Data lines

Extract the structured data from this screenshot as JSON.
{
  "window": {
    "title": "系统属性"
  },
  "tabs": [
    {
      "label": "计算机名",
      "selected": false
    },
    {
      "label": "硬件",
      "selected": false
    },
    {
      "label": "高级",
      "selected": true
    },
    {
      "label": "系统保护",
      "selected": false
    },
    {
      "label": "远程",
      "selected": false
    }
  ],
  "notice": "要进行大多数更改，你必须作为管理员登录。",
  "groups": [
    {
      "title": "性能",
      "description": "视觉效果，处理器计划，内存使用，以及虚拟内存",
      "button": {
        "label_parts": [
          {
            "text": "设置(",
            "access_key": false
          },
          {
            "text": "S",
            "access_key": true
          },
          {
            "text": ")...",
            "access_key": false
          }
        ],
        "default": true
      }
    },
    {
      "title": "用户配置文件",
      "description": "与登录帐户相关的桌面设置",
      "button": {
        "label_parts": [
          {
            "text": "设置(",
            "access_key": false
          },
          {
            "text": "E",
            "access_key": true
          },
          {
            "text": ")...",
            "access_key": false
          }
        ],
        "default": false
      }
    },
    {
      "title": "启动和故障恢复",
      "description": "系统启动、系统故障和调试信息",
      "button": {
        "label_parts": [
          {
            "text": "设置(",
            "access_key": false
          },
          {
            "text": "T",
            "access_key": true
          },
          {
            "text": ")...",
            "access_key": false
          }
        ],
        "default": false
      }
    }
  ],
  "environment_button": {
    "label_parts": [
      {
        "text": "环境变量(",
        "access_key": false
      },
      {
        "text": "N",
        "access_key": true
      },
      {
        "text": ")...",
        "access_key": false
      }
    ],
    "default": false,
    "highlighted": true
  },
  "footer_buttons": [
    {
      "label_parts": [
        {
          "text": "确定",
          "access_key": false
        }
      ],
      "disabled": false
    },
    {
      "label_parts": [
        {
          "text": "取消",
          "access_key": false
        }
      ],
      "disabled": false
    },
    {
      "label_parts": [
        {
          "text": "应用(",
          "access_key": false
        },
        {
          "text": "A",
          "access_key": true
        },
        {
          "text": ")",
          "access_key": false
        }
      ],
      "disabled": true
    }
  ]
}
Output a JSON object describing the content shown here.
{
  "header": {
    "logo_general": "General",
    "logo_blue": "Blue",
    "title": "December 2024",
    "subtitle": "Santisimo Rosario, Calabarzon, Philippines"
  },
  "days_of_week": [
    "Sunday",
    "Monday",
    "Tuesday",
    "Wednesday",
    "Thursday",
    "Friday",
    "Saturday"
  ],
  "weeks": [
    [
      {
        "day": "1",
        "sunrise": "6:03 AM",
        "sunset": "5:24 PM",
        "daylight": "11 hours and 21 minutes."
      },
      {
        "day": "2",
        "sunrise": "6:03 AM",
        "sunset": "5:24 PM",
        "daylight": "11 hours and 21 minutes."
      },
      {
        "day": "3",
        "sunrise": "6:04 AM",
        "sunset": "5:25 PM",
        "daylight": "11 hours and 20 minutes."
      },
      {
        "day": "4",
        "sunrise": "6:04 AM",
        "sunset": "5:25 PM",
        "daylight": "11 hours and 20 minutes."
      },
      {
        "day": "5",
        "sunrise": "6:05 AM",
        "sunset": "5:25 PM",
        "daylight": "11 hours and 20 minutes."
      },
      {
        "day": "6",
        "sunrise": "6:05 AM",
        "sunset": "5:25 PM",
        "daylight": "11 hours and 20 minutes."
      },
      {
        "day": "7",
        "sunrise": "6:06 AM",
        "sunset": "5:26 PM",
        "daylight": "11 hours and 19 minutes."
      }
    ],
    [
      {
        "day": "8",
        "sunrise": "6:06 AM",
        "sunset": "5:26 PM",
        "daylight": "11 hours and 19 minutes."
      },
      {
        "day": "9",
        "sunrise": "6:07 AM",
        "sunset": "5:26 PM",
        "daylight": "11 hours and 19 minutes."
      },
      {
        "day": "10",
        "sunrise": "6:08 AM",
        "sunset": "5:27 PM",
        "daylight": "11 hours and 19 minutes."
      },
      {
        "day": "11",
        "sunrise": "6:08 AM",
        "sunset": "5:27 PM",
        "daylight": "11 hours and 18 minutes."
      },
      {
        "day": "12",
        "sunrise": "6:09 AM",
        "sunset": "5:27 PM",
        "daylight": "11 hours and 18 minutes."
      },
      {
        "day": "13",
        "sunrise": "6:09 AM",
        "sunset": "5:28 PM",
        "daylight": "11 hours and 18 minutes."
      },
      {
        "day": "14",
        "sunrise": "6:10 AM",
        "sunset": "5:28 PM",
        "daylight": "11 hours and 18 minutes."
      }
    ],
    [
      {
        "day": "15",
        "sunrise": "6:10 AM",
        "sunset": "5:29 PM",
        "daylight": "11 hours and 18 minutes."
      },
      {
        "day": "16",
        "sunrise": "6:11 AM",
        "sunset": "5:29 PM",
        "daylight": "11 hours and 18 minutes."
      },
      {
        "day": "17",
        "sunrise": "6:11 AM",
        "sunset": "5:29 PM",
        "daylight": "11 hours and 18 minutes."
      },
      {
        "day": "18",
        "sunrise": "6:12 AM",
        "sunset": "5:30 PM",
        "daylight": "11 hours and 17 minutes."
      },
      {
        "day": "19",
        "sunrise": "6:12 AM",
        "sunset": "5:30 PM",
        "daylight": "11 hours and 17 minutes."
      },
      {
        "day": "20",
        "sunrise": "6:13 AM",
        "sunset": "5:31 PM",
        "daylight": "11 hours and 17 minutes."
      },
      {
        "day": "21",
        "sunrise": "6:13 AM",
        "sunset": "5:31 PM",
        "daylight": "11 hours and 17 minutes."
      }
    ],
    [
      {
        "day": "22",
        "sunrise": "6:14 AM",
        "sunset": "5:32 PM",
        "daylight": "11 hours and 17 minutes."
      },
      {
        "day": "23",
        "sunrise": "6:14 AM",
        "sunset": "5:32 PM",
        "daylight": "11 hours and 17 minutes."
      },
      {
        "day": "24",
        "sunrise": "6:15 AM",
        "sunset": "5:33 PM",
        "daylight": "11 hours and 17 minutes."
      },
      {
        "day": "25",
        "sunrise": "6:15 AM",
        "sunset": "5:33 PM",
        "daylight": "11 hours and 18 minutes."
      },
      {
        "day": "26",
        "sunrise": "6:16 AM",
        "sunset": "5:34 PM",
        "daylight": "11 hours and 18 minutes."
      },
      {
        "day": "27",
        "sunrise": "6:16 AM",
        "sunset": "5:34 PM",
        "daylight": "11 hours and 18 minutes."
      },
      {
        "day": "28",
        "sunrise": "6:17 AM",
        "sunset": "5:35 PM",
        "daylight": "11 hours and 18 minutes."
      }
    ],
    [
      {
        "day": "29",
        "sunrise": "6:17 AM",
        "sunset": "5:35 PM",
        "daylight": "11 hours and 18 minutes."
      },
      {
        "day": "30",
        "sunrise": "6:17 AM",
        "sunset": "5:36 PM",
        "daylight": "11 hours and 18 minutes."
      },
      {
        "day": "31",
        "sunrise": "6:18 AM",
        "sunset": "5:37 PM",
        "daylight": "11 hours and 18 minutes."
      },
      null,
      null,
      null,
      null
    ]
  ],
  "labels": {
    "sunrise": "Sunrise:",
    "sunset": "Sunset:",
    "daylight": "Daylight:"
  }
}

Set problem
Please quote the records above exactly, without skipping a line.

Result for this exercise
Extract the structured data from this screenshot as JSON.
{
  "window": {
    "title": "系统属性"
  },
  "tabs": [
    {
      "label": "计算机名",
      "selected": false
    },
    {
      "label": "硬件",
      "selected": false
    },
    {
      "label": "高级",
      "selected": true
    },
    {
      "label": "系统保护",
      "selected": false
    },
    {
      "label": "远程",
      "selected": false
    }
  ],
  "notice": "要进行大多数更改，你必须作为管理员登录。",
  "groups": [
    {
      "title": "性能",
      "description": "视觉效果，处理器计划，内存使用，以及虚拟内存",
      "button": {
        "label_parts": [
          {
            "text": "设置(",
            "access_key": false
          },
          {
            "text": "S",
            "access_key": true
          },
          {
            "text": ")...",
            "access_key": false
          }
        ],
        "default": true
      }
    },
    {
      "title": "用户配置文件",
      "description": "与登录帐户相关的桌面设置",
      "button": {
        "label_parts": [
          {
            "text": "设置(",
            "access_key": false
          },
          {
            "text": "E",
            "access_key": true
          },
          {
            "text": ")...",
            "access_key": false
          }
        ],
        "default": false
      }
    },
    {
      "title": "启动和故障恢复",
      "description": "系统启动、系统故障和调试信息",
      "button": {
        "label_parts": [
          {
            "text": "设置(",
            "access_key": false
          },
          {
            "text": "T",
            "access_key": true
          },
          {
            "text": ")...",
            "access_key": false
          }
        ],
        "default": false
      }
    }
  ],
  "environment_button": {
    "label_parts": [
      {
        "text": "环境变量(",
        "access_key": false
      },
      {
        "text": "N",
        "access_key": true
      },
      {
        "text": ")...",
        "access_key": false
      }
    ],
    "default": false,
    "highlighted": true
  },
  "footer_buttons": [
    {
      "label_parts": [
        {
          "text": "确定",
          "access_key": false
        }
      ],
      "disabled": false
    },
    {
      "label_parts": [
        {
          "text": "取消",
          "access_key": false
        }
      ],
      "disabled": false
    },
    {
      "label_parts": [
        {
          "text": "应用(",
          "access_key": false
        },
        {
          "text": "A",
          "access_key": true
        },
        {
          "text": ")",
          "access_key": false
        }
      ],
      "disabled": true
    }
  ]
}
Output a JSON object describing the content shown here.
{
  "header": {
    "logo_general": "General",
    "logo_blue": "Blue",
    "title": "December 2024",
    "subtitle": "Santisimo Rosario, Calabarzon, Philippines"
  },
  "days_of_week": [
    "Sunday",
    "Monday",
    "Tuesday",
    "Wednesday",
    "Thursday",
    "Friday",
    "Saturday"
  ],
  "weeks": [
    [
      {
        "day": "1",
        "sunrise": "6:03 AM",
        "sunset": "5:24 PM",
        "daylight": "11 hours and 21 minutes."
      },
      {
        "day": "2",
        "sunrise": "6:03 AM",
        "sunset": "5:24 PM",
        "daylight": "11 hours and 21 minutes."
      },
      {
        "day": "3",
        "sunrise": "6:04 AM",
        "sunset": "5:25 PM",
        "daylight": "11 hours and 20 minutes."
      },
      {
        "day": "4",
        "sunrise": "6:04 AM",
        "sunset": "5:25 PM",
        "daylight": "11 hours and 20 minutes."
      },
      {
        "day": "5",
        "sunrise": "6:05 AM",
        "sunset": "5:25 PM",
        "daylight": "11 hours and 20 minutes."
      },
      {
        "day": "6",
        "sunrise": "6:05 AM",
        "sunset": "5:25 PM",
        "daylight": "11 hours and 20 minutes."
      },
      {
        "day": "7",
        "sunrise": "6:06 AM",
        "sunset": "5:26 PM",
        "daylight": "11 hours and 19 minutes."
      }
    ],
    [
      {
        "day": "8",
        "sunrise": "6:06 AM",
        "sunset": "5:26 PM",
        "daylight": "11 hours and 19 minutes."
      },
      {
        "day": "9",
        "sunrise": "6:07 AM",
        "sunset": "5:26 PM",
        "daylight": "11 hours and 19 minutes."
      },
      {
        "day": "10",
        "sunrise": "6:08 AM",
        "sunset": "5:27 PM",
        "daylight": "11 hours and 19 minutes."
      },
      {
        "day": "11",
        "sunrise": "6:08 AM",
        "sunset": "5:27 PM",
        "daylight": "11 hours and 18 minutes."
      },
      {
        "day": "12",
        "sunrise": "6:09 AM",
        "sunset": "5:27 PM",
        "daylight": "11 hours and 18 minutes."
      },
      {
        "day": "13",
        "sunrise": "6:09 AM",
        "sunset": "5:28 PM",
        "daylight": "11 hours and 18 minutes."
      },
      {
        "day": "14",
        "sunrise": "6:10 AM",
        "sunset": "5:28 PM",
        "daylight": "11 hours and 18 minutes."
      }
    ],
    [
      {
        "day": "15",
        "sunrise": "6:10 AM",
        "sunset": "5:29 PM",
        "daylight": "11 hours and 18 minutes."
      },
      {
        "day": "16",
        "sunrise": "6:11 AM",
        "sunset": "5:29 PM",
        "daylight": "11 hours and 18 minutes."
      },
      {
        "day": "17",
        "sunrise": "6:11 AM",
        "sunset": "5:29 PM",
        "daylight": "11 hours and 18 minutes."
      },
      {
        "day": "18",
        "sunrise": "6:12 AM",
        "sunset": "5:30 PM",
        "daylight": "11 hours and 17 minutes."
      },
      {
        "day": "19",
        "sunrise": "6:12 AM",
        "sunset": "5:30 PM",
        "daylight": "11 hours and 17 minutes."
      },
      {
        "day": "20",
        "sunrise": "6:13 AM",
        "sunset": "5:31 PM",
        "daylight": "11 hours and 17 minutes."
      },
      {
        "day": "21",
        "sunrise": "6:13 AM",
        "sunset": "5:31 PM",
        "daylight": "11 hours and 17 minutes."
      }
    ],
    [
      {
        "day": "22",
        "sunrise": "6:14 AM",
        "sunset": "5:32 PM",
        "daylight": "11 hours and 17 minutes."
      },
      {
        "day": "23",
        "sunrise": "6:14 AM",
        "sunset": "5:32 PM",
        "daylight": "11 hours and 17 minutes."
      },
      {
        "day": "24",
        "sunrise": "6:15 AM",
        "sunset": "5:33 PM",
        "daylight": "11 hours and 17 minutes."
      },
      {
        "day": "25",
        "sunrise": "6:15 AM",
        "sunset": "5:33 PM",
        "daylight": "11 hours and 18 minutes."
      },
      {
        "day": "26",
        "sunrise": "6:16 AM",
        "sunset": "5:34 PM",
        "daylight": "11 hours and 18 minutes."
      },
      {
        "day": "27",
        "sunrise": "6:16 AM",
        "sunset": "5:34 PM",
        "daylight": "11 hours and 18 minutes."
      },
      {
        "day": "28",
        "sunrise": "6:17 AM",
        "sunset": "5:35 PM",
        "daylight": "11 hours and 18 minutes."
      }
    ],
    [
      {
        "day": "29",
        "sunrise": "6:17 AM",
        "sunset": "5:35 PM",
        "daylight": "11 hours and 18 minutes."
      },
      {
        "day": "30",
        "sunrise": "6:17 AM",
        "sunset": "5:36 PM",
        "daylight": "11 hours and 18 minutes."
      },
      {
        "day": "31",
        "sunrise": "6:18 AM",
        "sunset": "5:37 PM",
        "daylight": "11 hours and 18 minutes."
      },
      null,
      null,
      null,
      null
    ]
  ],
  "labels": {
    "sunrise": "Sunrise:",
    "sunset": "Sunset:",
    "daylight": "Daylight:"
  }
}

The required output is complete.